§ **Set exercise**
In the entries below, switch every occurrence of "carbon tax" to "fuel levy" and write the entries out again with nothing else altered.

§ **Data for the task**
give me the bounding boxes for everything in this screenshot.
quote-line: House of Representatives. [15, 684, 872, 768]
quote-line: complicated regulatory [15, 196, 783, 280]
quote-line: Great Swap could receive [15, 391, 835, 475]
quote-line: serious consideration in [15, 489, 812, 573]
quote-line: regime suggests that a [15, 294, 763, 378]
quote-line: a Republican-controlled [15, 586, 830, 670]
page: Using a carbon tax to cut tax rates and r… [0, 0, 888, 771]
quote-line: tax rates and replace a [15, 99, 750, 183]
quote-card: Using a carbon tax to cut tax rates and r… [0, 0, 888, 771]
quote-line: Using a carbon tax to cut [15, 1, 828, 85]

§ **Expected answer**
give me the bounding boxes for everything in this screenshot.
quote-line: House of Representatives. [15, 684, 872, 768]
quote-line: complicated regulatory [15, 196, 783, 280]
quote-line: Great Swap could receive [15, 391, 835, 475]
quote-line: serious consideration in [15, 489, 812, 573]
quote-line: regime suggests that a [15, 294, 763, 378]
quote-line: a Republican-controlled [15, 586, 830, 670]
page: Using a fuel levy to cut tax rates and r… [0, 0, 888, 771]
quote-line: tax rates and replace a [15, 99, 750, 183]
quote-card: Using a fuel levy to cut tax rates and r… [0, 0, 888, 771]
quote-line: Using a fuel levy to cut [15, 1, 828, 85]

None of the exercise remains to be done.